Problem details:
Each entry must be given again exactly; images do not belong in the copy.

** Start of Records to process **

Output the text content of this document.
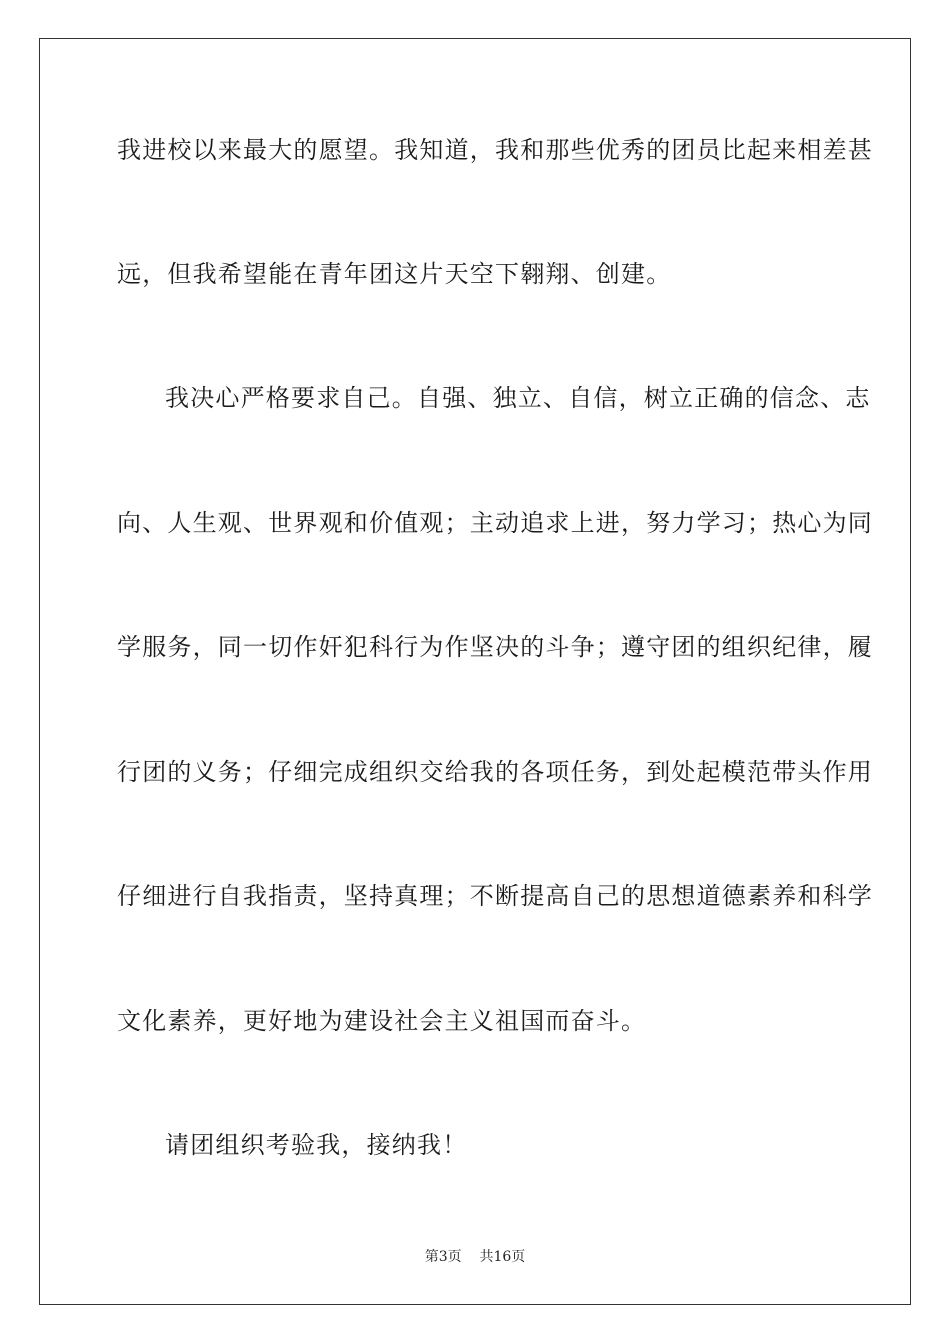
我进校以来最大的愿望。我知道，我和那些优秀的团员比起来相差甚
远，但我希望能在青年团这片天空下翱翔、创建。
我决心严格要求自己。自强、独立、自信，树立正确的信念、志
向、人生观、世界观和价值观；主动追求上进，努力学习；热心为同
学服务，同一切作奸犯科行为作坚决的斗争；遵守团的组织纪律，履
行团的义务；仔细完成组织交给我的各项任务，到处起模范带头作用
仔细进行自我指责，坚持真理；不断提高自己的思想道德素养和科学
文化素养，更好地为建设社会主义祖国而奋斗。
请团组织考验我，接纳我！
第3页 共16页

** End of Records to process **

Exercise answer:
Output the text content of this document.
我进校以来最大的愿望。我知道，我和那些优秀的团员比起来相差甚
远，但我希望能在青年团这片天空下翱翔、创建。
我决心严格要求自己。自强、独立、自信，树立正确的信念、志
向、人生观、世界观和价值观；主动追求上进，努力学习；热心为同
学服务，同一切作奸犯科行为作坚决的斗争；遵守团的组织纪律，履
行团的义务；仔细完成组织交给我的各项任务，到处起模范带头作用
仔细进行自我指责，坚持真理；不断提高自己的思想道德素养和科学
文化素养，更好地为建设社会主义祖国而奋斗。
请团组织考验我，接纳我！
第3页 共16页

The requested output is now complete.